* **TO DO**:
Repeat each line exactly, leaving nothing out.

* **RECORDS PROVIDED**:

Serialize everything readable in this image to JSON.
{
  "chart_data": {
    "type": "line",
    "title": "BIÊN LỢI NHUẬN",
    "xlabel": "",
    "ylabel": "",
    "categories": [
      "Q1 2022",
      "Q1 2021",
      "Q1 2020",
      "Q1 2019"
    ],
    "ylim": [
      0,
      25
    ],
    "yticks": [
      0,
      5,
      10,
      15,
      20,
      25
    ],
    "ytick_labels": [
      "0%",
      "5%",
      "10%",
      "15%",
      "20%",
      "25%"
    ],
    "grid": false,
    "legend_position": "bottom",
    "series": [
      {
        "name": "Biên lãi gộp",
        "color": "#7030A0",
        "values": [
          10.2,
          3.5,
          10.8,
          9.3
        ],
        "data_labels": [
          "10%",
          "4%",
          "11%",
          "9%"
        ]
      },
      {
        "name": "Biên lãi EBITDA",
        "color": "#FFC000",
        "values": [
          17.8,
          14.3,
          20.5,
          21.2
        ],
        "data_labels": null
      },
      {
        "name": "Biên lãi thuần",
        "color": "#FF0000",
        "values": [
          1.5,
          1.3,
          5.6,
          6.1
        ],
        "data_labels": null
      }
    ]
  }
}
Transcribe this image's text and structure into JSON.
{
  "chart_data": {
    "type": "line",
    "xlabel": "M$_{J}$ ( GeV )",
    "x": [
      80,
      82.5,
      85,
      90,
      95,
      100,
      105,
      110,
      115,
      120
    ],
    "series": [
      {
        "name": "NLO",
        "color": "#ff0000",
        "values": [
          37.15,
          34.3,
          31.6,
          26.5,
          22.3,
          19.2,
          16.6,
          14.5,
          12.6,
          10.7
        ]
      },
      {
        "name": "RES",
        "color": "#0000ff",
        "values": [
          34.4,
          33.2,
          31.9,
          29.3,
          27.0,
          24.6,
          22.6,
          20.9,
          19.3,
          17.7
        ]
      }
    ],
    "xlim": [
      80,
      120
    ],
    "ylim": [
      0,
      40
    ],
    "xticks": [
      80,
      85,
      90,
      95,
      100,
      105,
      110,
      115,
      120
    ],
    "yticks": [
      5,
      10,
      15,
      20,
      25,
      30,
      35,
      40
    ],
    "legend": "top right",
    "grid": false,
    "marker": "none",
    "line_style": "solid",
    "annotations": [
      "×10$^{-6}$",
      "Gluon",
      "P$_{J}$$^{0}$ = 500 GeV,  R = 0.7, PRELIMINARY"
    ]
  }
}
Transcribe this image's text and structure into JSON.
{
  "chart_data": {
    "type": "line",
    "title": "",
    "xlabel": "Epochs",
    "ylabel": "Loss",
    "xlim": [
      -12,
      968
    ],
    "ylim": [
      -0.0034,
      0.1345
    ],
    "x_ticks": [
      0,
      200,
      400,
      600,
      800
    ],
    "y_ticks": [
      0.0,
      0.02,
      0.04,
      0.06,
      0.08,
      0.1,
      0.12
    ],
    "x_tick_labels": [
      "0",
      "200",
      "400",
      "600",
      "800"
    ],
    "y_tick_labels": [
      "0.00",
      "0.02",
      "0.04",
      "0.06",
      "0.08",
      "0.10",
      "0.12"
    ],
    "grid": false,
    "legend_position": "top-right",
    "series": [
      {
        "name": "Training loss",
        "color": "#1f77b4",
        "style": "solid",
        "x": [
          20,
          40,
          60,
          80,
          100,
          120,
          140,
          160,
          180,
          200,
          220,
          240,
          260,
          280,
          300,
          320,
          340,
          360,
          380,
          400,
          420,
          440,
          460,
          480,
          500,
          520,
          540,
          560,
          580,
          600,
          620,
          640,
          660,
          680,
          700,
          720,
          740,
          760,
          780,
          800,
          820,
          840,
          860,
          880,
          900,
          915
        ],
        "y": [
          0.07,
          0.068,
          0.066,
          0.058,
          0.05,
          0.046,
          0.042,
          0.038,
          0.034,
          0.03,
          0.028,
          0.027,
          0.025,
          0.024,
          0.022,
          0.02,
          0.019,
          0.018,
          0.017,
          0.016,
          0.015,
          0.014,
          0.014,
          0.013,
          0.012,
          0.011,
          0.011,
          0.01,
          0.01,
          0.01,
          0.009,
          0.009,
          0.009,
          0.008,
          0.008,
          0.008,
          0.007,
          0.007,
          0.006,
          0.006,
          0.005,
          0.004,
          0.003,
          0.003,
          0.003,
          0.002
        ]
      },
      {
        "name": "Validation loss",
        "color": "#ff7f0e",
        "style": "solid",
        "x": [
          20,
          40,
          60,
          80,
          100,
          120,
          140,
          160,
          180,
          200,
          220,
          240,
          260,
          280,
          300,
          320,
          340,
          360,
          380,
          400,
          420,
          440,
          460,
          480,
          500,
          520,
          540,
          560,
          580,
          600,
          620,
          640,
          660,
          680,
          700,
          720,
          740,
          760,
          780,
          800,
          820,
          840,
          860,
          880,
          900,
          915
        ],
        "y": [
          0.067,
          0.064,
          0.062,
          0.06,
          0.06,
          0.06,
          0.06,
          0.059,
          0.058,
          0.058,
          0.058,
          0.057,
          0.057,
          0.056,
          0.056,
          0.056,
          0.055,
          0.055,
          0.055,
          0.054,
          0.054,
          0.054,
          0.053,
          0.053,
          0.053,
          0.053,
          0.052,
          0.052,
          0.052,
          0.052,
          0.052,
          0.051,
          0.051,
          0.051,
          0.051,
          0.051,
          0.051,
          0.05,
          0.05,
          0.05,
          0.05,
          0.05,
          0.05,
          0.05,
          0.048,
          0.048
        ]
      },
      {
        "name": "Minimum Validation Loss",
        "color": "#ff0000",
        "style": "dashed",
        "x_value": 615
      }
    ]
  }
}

* **RESPONSE TO THE EXERCISE**:
Serialize everything readable in this image to JSON.
{
  "chart_data": {
    "type": "line",
    "title": "BIÊN LỢI NHUẬN",
    "xlabel": "",
    "ylabel": "",
    "categories": [
      "Q1 2022",
      "Q1 2021",
      "Q1 2020",
      "Q1 2019"
    ],
    "ylim": [
      0,
      25
    ],
    "yticks": [
      0,
      5,
      10,
      15,
      20,
      25
    ],
    "ytick_labels": [
      "0%",
      "5%",
      "10%",
      "15%",
      "20%",
      "25%"
    ],
    "grid": false,
    "legend_position": "bottom",
    "series": [
      {
        "name": "Biên lãi gộp",
        "color": "#7030A0",
        "values": [
          10.2,
          3.5,
          10.8,
          9.3
        ],
        "data_labels": [
          "10%",
          "4%",
          "11%",
          "9%"
        ]
      },
      {
        "name": "Biên lãi EBITDA",
        "color": "#FFC000",
        "values": [
          17.8,
          14.3,
          20.5,
          21.2
        ],
        "data_labels": null
      },
      {
        "name": "Biên lãi thuần",
        "color": "#FF0000",
        "values": [
          1.5,
          1.3,
          5.6,
          6.1
        ],
        "data_labels": null
      }
    ]
  }
}
Transcribe this image's text and structure into JSON.
{
  "chart_data": {
    "type": "line",
    "xlabel": "M$_{J}$ ( GeV )",
    "x": [
      80,
      82.5,
      85,
      90,
      95,
      100,
      105,
      110,
      115,
      120
    ],
    "series": [
      {
        "name": "NLO",
        "color": "#ff0000",
        "values": [
          37.15,
          34.3,
          31.6,
          26.5,
          22.3,
          19.2,
          16.6,
          14.5,
          12.6,
          10.7
        ]
      },
      {
        "name": "RES",
        "color": "#0000ff",
        "values": [
          34.4,
          33.2,
          31.9,
          29.3,
          27.0,
          24.6,
          22.6,
          20.9,
          19.3,
          17.7
        ]
      }
    ],
    "xlim": [
      80,
      120
    ],
    "ylim": [
      0,
      40
    ],
    "xticks": [
      80,
      85,
      90,
      95,
      100,
      105,
      110,
      115,
      120
    ],
    "yticks": [
      5,
      10,
      15,
      20,
      25,
      30,
      35,
      40
    ],
    "legend": "top right",
    "grid": false,
    "marker": "none",
    "line_style": "solid",
    "annotations": [
      "×10$^{-6}$",
      "Gluon",
      "P$_{J}$$^{0}$ = 500 GeV,  R = 0.7, PRELIMINARY"
    ]
  }
}
Transcribe this image's text and structure into JSON.
{
  "chart_data": {
    "type": "line",
    "title": "",
    "xlabel": "Epochs",
    "ylabel": "Loss",
    "xlim": [
      -12,
      968
    ],
    "ylim": [
      -0.0034,
      0.1345
    ],
    "x_ticks": [
      0,
      200,
      400,
      600,
      800
    ],
    "y_ticks": [
      0.0,
      0.02,
      0.04,
      0.06,
      0.08,
      0.1,
      0.12
    ],
    "x_tick_labels": [
      "0",
      "200",
      "400",
      "600",
      "800"
    ],
    "y_tick_labels": [
      "0.00",
      "0.02",
      "0.04",
      "0.06",
      "0.08",
      "0.10",
      "0.12"
    ],
    "grid": false,
    "legend_position": "top-right",
    "series": [
      {
        "name": "Training loss",
        "color": "#1f77b4",
        "style": "solid",
        "x": [
          20,
          40,
          60,
          80,
          100,
          120,
          140,
          160,
          180,
          200,
          220,
          240,
          260,
          280,
          300,
          320,
          340,
          360,
          380,
          400,
          420,
          440,
          460,
          480,
          500,
          520,
          540,
          560,
          580,
          600,
          620,
          640,
          660,
          680,
          700,
          720,
          740,
          760,
          780,
          800,
          820,
          840,
          860,
          880,
          900,
          915
        ],
        "y": [
          0.07,
          0.068,
          0.066,
          0.058,
          0.05,
          0.046,
          0.042,
          0.038,
          0.034,
          0.03,
          0.028,
          0.027,
          0.025,
          0.024,
          0.022,
          0.02,
          0.019,
          0.018,
          0.017,
          0.016,
          0.015,
          0.014,
          0.014,
          0.013,
          0.012,
          0.011,
          0.011,
          0.01,
          0.01,
          0.01,
          0.009,
          0.009,
          0.009,
          0.008,
          0.008,
          0.008,
          0.007,
          0.007,
          0.006,
          0.006,
          0.005,
          0.004,
          0.003,
          0.003,
          0.003,
          0.002
        ]
      },
      {
        "name": "Validation loss",
        "color": "#ff7f0e",
        "style": "solid",
        "x": [
          20,
          40,
          60,
          80,
          100,
          120,
          140,
          160,
          180,
          200,
          220,
          240,
          260,
          280,
          300,
          320,
          340,
          360,
          380,
          400,
          420,
          440,
          460,
          480,
          500,
          520,
          540,
          560,
          580,
          600,
          620,
          640,
          660,
          680,
          700,
          720,
          740,
          760,
          780,
          800,
          820,
          840,
          860,
          880,
          900,
          915
        ],
        "y": [
          0.067,
          0.064,
          0.062,
          0.06,
          0.06,
          0.06,
          0.06,
          0.059,
          0.058,
          0.058,
          0.058,
          0.057,
          0.057,
          0.056,
          0.056,
          0.056,
          0.055,
          0.055,
          0.055,
          0.054,
          0.054,
          0.054,
          0.053,
          0.053,
          0.053,
          0.053,
          0.052,
          0.052,
          0.052,
          0.052,
          0.052,
          0.051,
          0.051,
          0.051,
          0.051,
          0.051,
          0.051,
          0.05,
          0.05,
          0.05,
          0.05,
          0.05,
          0.05,
          0.05,
          0.048,
          0.048
        ]
      },
      {
        "name": "Minimum Validation Loss",
        "color": "#ff0000",
        "style": "dashed",
        "x_value": 615
      }
    ]
  }
}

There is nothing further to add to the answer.